BEGIN Given records
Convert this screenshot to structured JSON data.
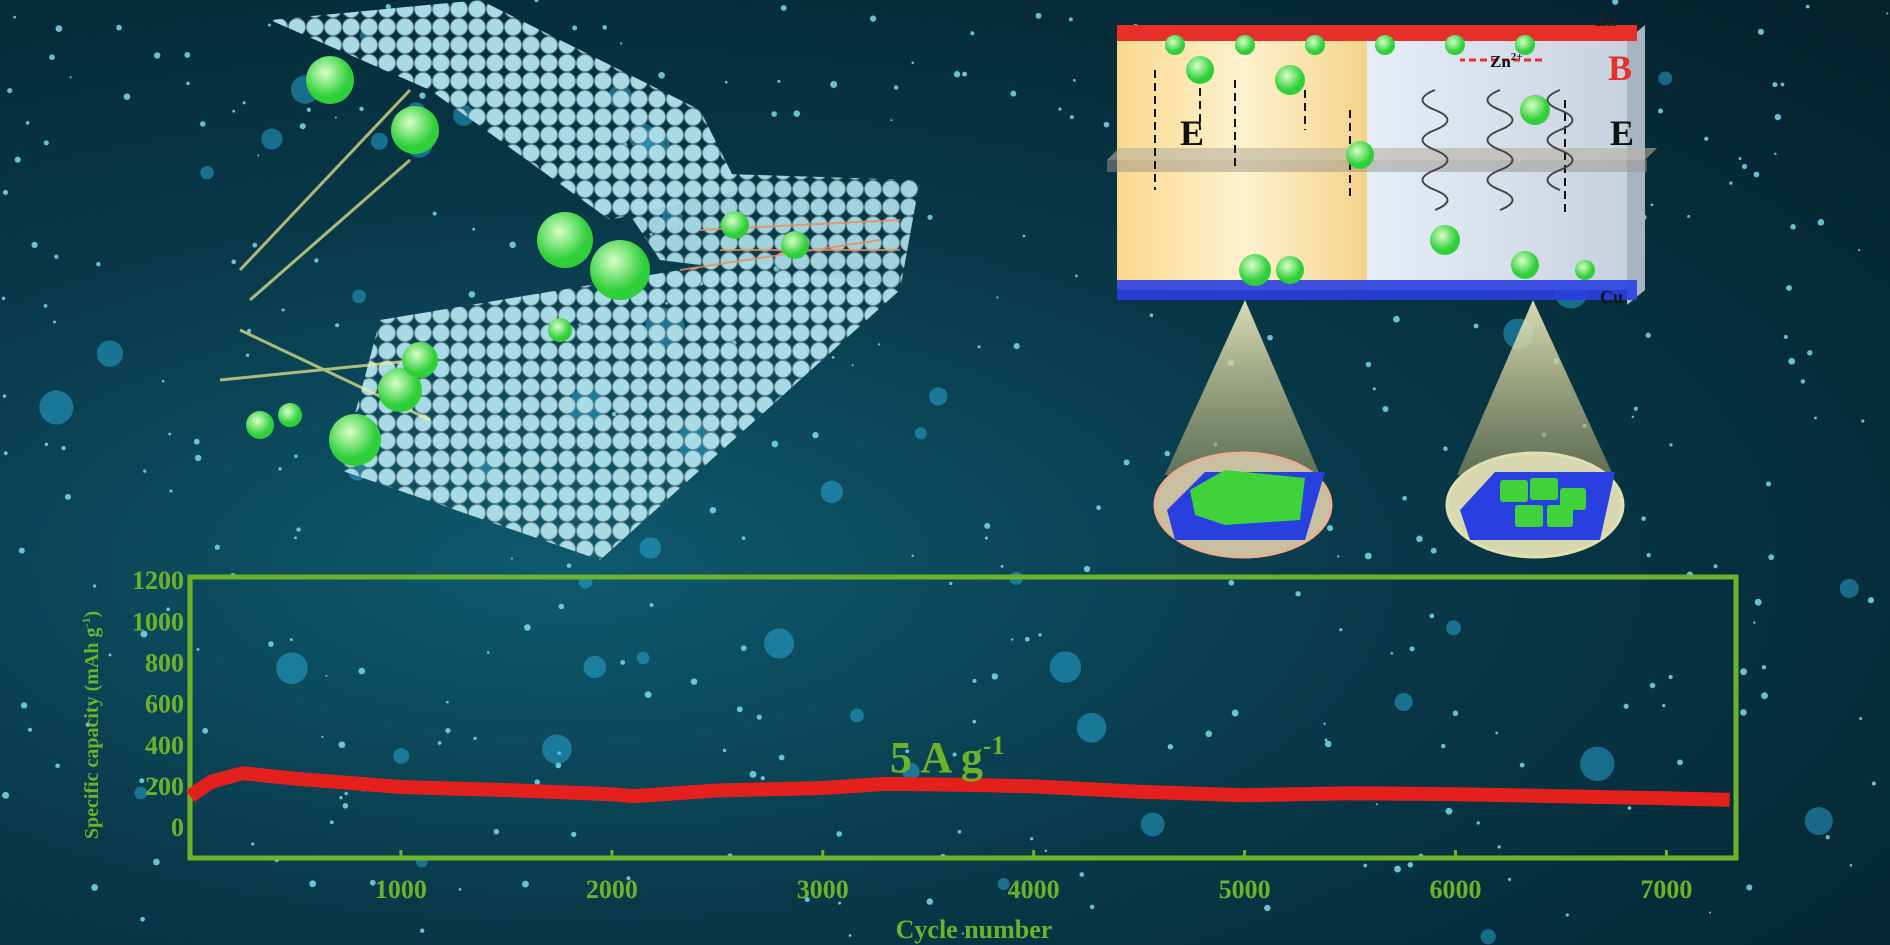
{
  "diagram": {
    "anode_label": "Zn",
    "ion_label": "Zn",
    "ion_charge": "2+",
    "magnetic_field_label": "B",
    "electric_field_label_left": "E",
    "electric_field_label_right": "E",
    "cathode_label": "Cu"
  },
  "colors": {
    "axis": "#6db32a",
    "series": "#e3201b",
    "anode": "#e8302a",
    "cathode": "#2a3fe0",
    "deposit": "#3fd23a"
  },
  "chart_data": {
    "type": "line",
    "title": "",
    "annotation": "5 A g",
    "annotation_sup": "-1",
    "xlabel": "Cycle number",
    "ylabel": "Specific capacity (mAh g",
    "ylabel_sup": "-1",
    "ylabel_end": ")",
    "xlim": [
      0,
      7330
    ],
    "ylim": [
      -150,
      1215
    ],
    "xticks": [
      "1000",
      "2000",
      "3000",
      "4000",
      "5000",
      "6000",
      "7000"
    ],
    "yticks": [
      "0",
      "200",
      "400",
      "600",
      "800",
      "1000",
      "1200"
    ],
    "grid": false,
    "series": [
      {
        "x": [
          0,
          100,
          250,
          500,
          1000,
          1500,
          2000,
          2100,
          2500,
          3000,
          3300,
          3700,
          4000,
          4500,
          5000,
          5500,
          6000,
          6500,
          7000,
          7300
        ],
        "values": [
          150,
          220,
          262,
          235,
          195,
          180,
          160,
          150,
          178,
          190,
          210,
          205,
          198,
          172,
          155,
          165,
          160,
          150,
          140,
          132
        ]
      }
    ]
  }
}
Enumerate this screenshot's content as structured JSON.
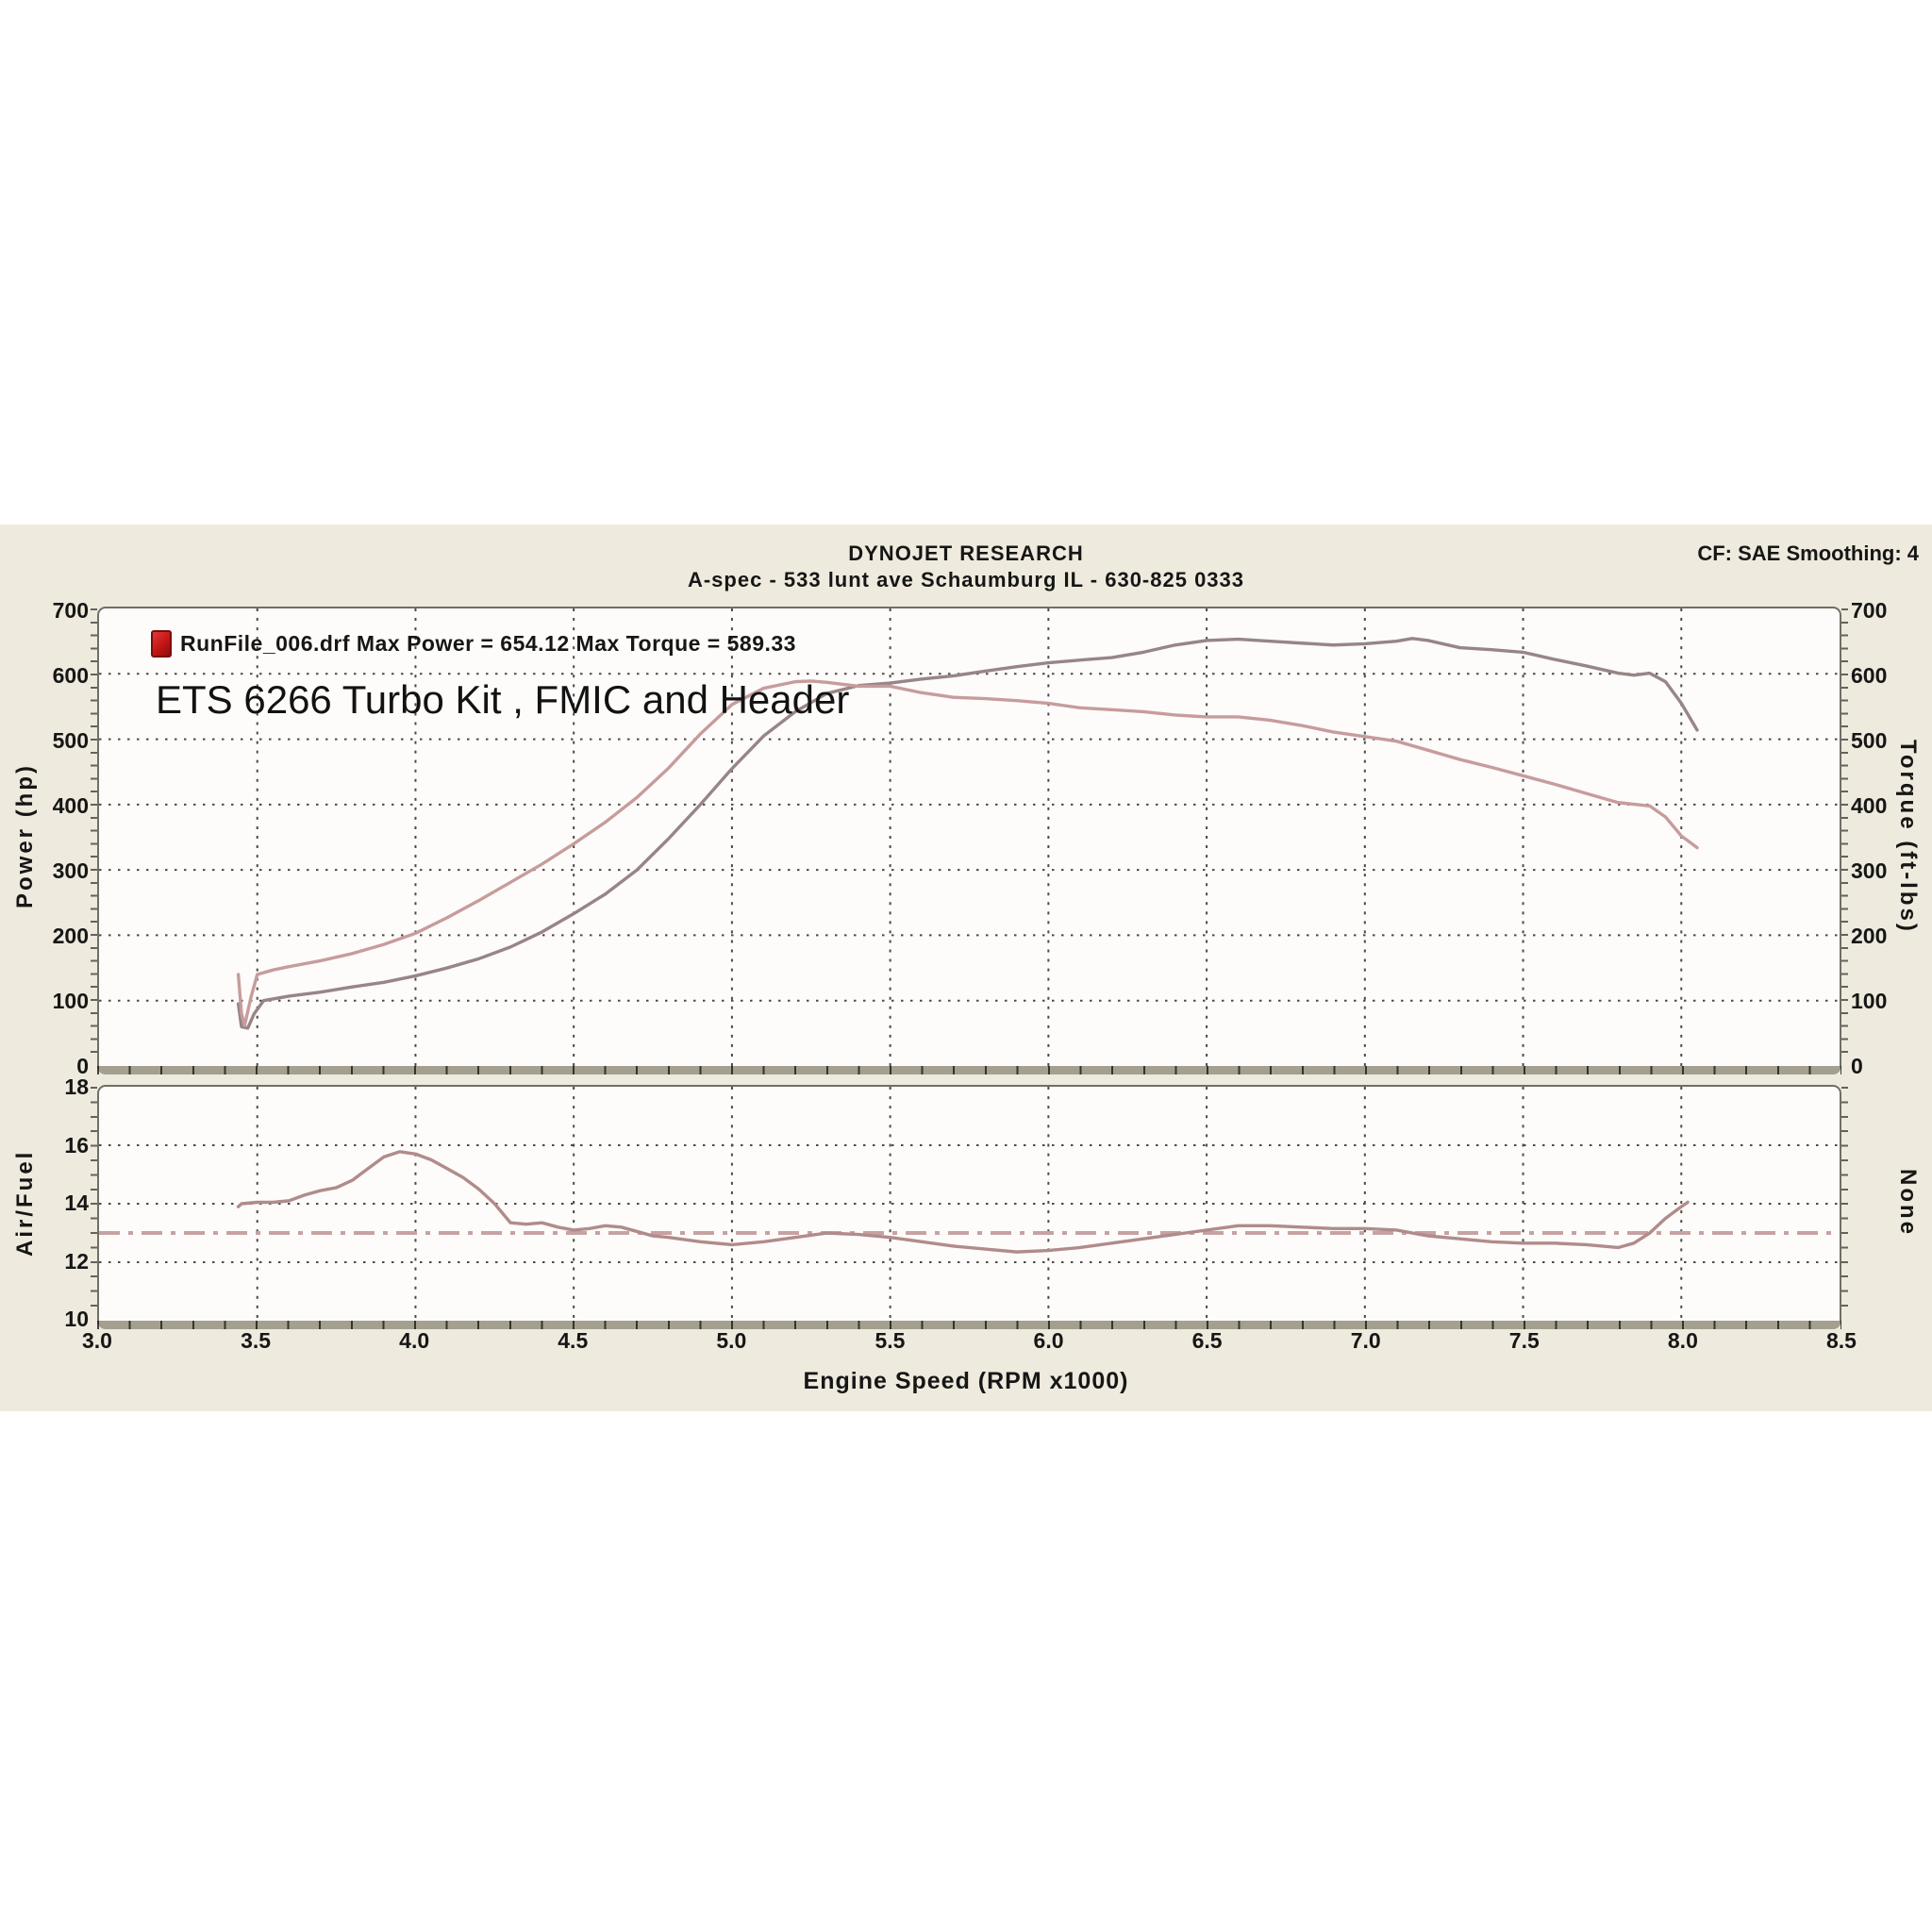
{
  "header": {
    "brand": "DYNOJET RESEARCH",
    "subtitle": "A-spec - 533 lunt ave Schaumburg IL - 630-825 0333",
    "cf_smoothing": "CF: SAE  Smoothing: 4"
  },
  "legend": {
    "text": "RunFile_006.drf Max Power = 654.12 Max Torque = 589.33",
    "icon": "runfile-document-icon"
  },
  "annotation": "ETS 6266 Turbo Kit , FMIC and Header",
  "axes": {
    "x": {
      "title": "Engine Speed (RPM x1000)",
      "ticks": [
        "3.0",
        "3.5",
        "4.0",
        "4.5",
        "5.0",
        "5.5",
        "6.0",
        "6.5",
        "7.0",
        "7.5",
        "8.0",
        "8.5"
      ]
    },
    "power": {
      "title": "Power (hp)",
      "ticks": [
        "700",
        "600",
        "500",
        "400",
        "300",
        "200",
        "100",
        "0"
      ]
    },
    "torque": {
      "title": "Torque (ft-lbs)",
      "ticks": [
        "700",
        "600",
        "500",
        "400",
        "300",
        "200",
        "100",
        "0"
      ]
    },
    "afr": {
      "title": "Air/Fuel",
      "right_title": "None",
      "ticks": [
        "18",
        "16",
        "14",
        "12",
        "10"
      ]
    }
  },
  "colors": {
    "sheet_bg": "#eeeadd",
    "plot_bg": "#fdfcfa",
    "grid": "#4a4a46",
    "power_curve": "#988585",
    "torque_curve": "#c79c9c",
    "afr_curve": "#b18b8b",
    "afr_ref": "#c7a2a2",
    "axis_bar": "#a3a090",
    "legend_icon_red": "#c41414"
  },
  "chart_data": [
    {
      "type": "line",
      "title": "DYNOJET RESEARCH",
      "subtitle": "A-spec - 533 lunt ave Schaumburg IL - 630-825 0333",
      "xlabel": "Engine Speed (RPM x1000)",
      "ylabel_left": "Power (hp)",
      "ylabel_right": "Torque (ft-lbs)",
      "legend": "RunFile_006.drf Max Power = 654.12 Max Torque = 589.33",
      "max_power": 654.12,
      "max_torque": 589.33,
      "correction_factor": "SAE",
      "smoothing": 4,
      "xlim": [
        3.0,
        8.5
      ],
      "ylim": [
        0,
        700
      ],
      "grid_x": [
        3.5,
        4.0,
        4.5,
        5.0,
        5.5,
        6.0,
        6.5,
        7.0,
        7.5,
        8.0
      ],
      "grid_y": [
        100,
        200,
        300,
        400,
        500,
        600
      ],
      "series": [
        {
          "name": "Power (hp)",
          "color_key": "power_curve",
          "points": [
            [
              3.44,
              95
            ],
            [
              3.45,
              60
            ],
            [
              3.47,
              58
            ],
            [
              3.49,
              80
            ],
            [
              3.52,
              100
            ],
            [
              3.6,
              107
            ],
            [
              3.7,
              113
            ],
            [
              3.8,
              121
            ],
            [
              3.9,
              128
            ],
            [
              4.0,
              138
            ],
            [
              4.1,
              150
            ],
            [
              4.2,
              164
            ],
            [
              4.3,
              182
            ],
            [
              4.4,
              205
            ],
            [
              4.5,
              233
            ],
            [
              4.6,
              263
            ],
            [
              4.7,
              300
            ],
            [
              4.8,
              348
            ],
            [
              4.9,
              400
            ],
            [
              5.0,
              455
            ],
            [
              5.1,
              505
            ],
            [
              5.2,
              542
            ],
            [
              5.3,
              570
            ],
            [
              5.4,
              582
            ],
            [
              5.5,
              586
            ],
            [
              5.6,
              592
            ],
            [
              5.7,
              597
            ],
            [
              5.8,
              604
            ],
            [
              5.9,
              611
            ],
            [
              6.0,
              617
            ],
            [
              6.1,
              621
            ],
            [
              6.2,
              625
            ],
            [
              6.3,
              633
            ],
            [
              6.4,
              644
            ],
            [
              6.5,
              651
            ],
            [
              6.6,
              653
            ],
            [
              6.7,
              650
            ],
            [
              6.8,
              647
            ],
            [
              6.9,
              644
            ],
            [
              7.0,
              646
            ],
            [
              7.1,
              650
            ],
            [
              7.15,
              654
            ],
            [
              7.2,
              651
            ],
            [
              7.3,
              640
            ],
            [
              7.4,
              637
            ],
            [
              7.5,
              633
            ],
            [
              7.6,
              622
            ],
            [
              7.7,
              612
            ],
            [
              7.8,
              601
            ],
            [
              7.85,
              598
            ],
            [
              7.9,
              601
            ],
            [
              7.95,
              588
            ],
            [
              8.0,
              555
            ],
            [
              8.05,
              514
            ]
          ]
        },
        {
          "name": "Torque (ft-lbs)",
          "color_key": "torque_curve",
          "points": [
            [
              3.44,
              140
            ],
            [
              3.45,
              80
            ],
            [
              3.46,
              62
            ],
            [
              3.48,
              105
            ],
            [
              3.5,
              140
            ],
            [
              3.55,
              147
            ],
            [
              3.6,
              152
            ],
            [
              3.7,
              161
            ],
            [
              3.8,
              172
            ],
            [
              3.9,
              186
            ],
            [
              4.0,
              203
            ],
            [
              4.1,
              227
            ],
            [
              4.2,
              253
            ],
            [
              4.3,
              281
            ],
            [
              4.4,
              309
            ],
            [
              4.5,
              340
            ],
            [
              4.6,
              373
            ],
            [
              4.7,
              411
            ],
            [
              4.8,
              456
            ],
            [
              4.9,
              508
            ],
            [
              5.0,
              553
            ],
            [
              5.1,
              578
            ],
            [
              5.2,
              588
            ],
            [
              5.25,
              589
            ],
            [
              5.3,
              587
            ],
            [
              5.4,
              581
            ],
            [
              5.5,
              581
            ],
            [
              5.6,
              571
            ],
            [
              5.7,
              564
            ],
            [
              5.8,
              562
            ],
            [
              5.9,
              559
            ],
            [
              6.0,
              555
            ],
            [
              6.1,
              548
            ],
            [
              6.2,
              545
            ],
            [
              6.3,
              542
            ],
            [
              6.4,
              537
            ],
            [
              6.5,
              534
            ],
            [
              6.6,
              534
            ],
            [
              6.7,
              529
            ],
            [
              6.8,
              521
            ],
            [
              6.9,
              511
            ],
            [
              7.0,
              504
            ],
            [
              7.1,
              497
            ],
            [
              7.2,
              483
            ],
            [
              7.3,
              469
            ],
            [
              7.4,
              457
            ],
            [
              7.5,
              444
            ],
            [
              7.6,
              431
            ],
            [
              7.7,
              417
            ],
            [
              7.8,
              403
            ],
            [
              7.9,
              398
            ],
            [
              7.95,
              381
            ],
            [
              8.0,
              352
            ],
            [
              8.05,
              334
            ]
          ]
        }
      ]
    },
    {
      "type": "line",
      "ylabel_left": "Air/Fuel",
      "ylabel_right": "None",
      "xlim": [
        3.0,
        8.5
      ],
      "ylim": [
        10,
        18
      ],
      "grid_x": [
        3.5,
        4.0,
        4.5,
        5.0,
        5.5,
        6.0,
        6.5,
        7.0,
        7.5,
        8.0
      ],
      "grid_y": [
        12,
        14,
        16
      ],
      "ref_line": 13.0,
      "series": [
        {
          "name": "Air/Fuel",
          "color_key": "afr_curve",
          "points": [
            [
              3.44,
              13.9
            ],
            [
              3.45,
              14.0
            ],
            [
              3.5,
              14.05
            ],
            [
              3.55,
              14.05
            ],
            [
              3.6,
              14.1
            ],
            [
              3.65,
              14.3
            ],
            [
              3.7,
              14.45
            ],
            [
              3.75,
              14.55
            ],
            [
              3.8,
              14.8
            ],
            [
              3.85,
              15.2
            ],
            [
              3.9,
              15.6
            ],
            [
              3.95,
              15.78
            ],
            [
              4.0,
              15.7
            ],
            [
              4.05,
              15.5
            ],
            [
              4.1,
              15.2
            ],
            [
              4.15,
              14.9
            ],
            [
              4.2,
              14.5
            ],
            [
              4.25,
              14.0
            ],
            [
              4.3,
              13.35
            ],
            [
              4.35,
              13.3
            ],
            [
              4.4,
              13.35
            ],
            [
              4.45,
              13.2
            ],
            [
              4.5,
              13.1
            ],
            [
              4.55,
              13.15
            ],
            [
              4.6,
              13.25
            ],
            [
              4.65,
              13.2
            ],
            [
              4.7,
              13.05
            ],
            [
              4.75,
              12.9
            ],
            [
              4.8,
              12.85
            ],
            [
              4.9,
              12.7
            ],
            [
              5.0,
              12.6
            ],
            [
              5.1,
              12.7
            ],
            [
              5.2,
              12.85
            ],
            [
              5.3,
              13.0
            ],
            [
              5.4,
              12.95
            ],
            [
              5.5,
              12.85
            ],
            [
              5.6,
              12.7
            ],
            [
              5.7,
              12.55
            ],
            [
              5.8,
              12.45
            ],
            [
              5.9,
              12.35
            ],
            [
              6.0,
              12.4
            ],
            [
              6.1,
              12.5
            ],
            [
              6.2,
              12.65
            ],
            [
              6.3,
              12.8
            ],
            [
              6.4,
              12.95
            ],
            [
              6.5,
              13.1
            ],
            [
              6.6,
              13.25
            ],
            [
              6.7,
              13.25
            ],
            [
              6.8,
              13.2
            ],
            [
              6.9,
              13.15
            ],
            [
              7.0,
              13.15
            ],
            [
              7.1,
              13.1
            ],
            [
              7.15,
              13.0
            ],
            [
              7.2,
              12.9
            ],
            [
              7.3,
              12.8
            ],
            [
              7.4,
              12.7
            ],
            [
              7.5,
              12.65
            ],
            [
              7.6,
              12.65
            ],
            [
              7.7,
              12.6
            ],
            [
              7.75,
              12.55
            ],
            [
              7.8,
              12.5
            ],
            [
              7.85,
              12.65
            ],
            [
              7.9,
              13.0
            ],
            [
              7.95,
              13.5
            ],
            [
              8.0,
              13.9
            ],
            [
              8.02,
              14.05
            ]
          ]
        }
      ]
    }
  ]
}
END Given records
To be done:
Look through the material above. Copy each line where the word "name" appears.

Final answer:
          "name": "Power (hp)",
          "name": "Torque (ft-lbs)",
          "name": "Air/Fuel",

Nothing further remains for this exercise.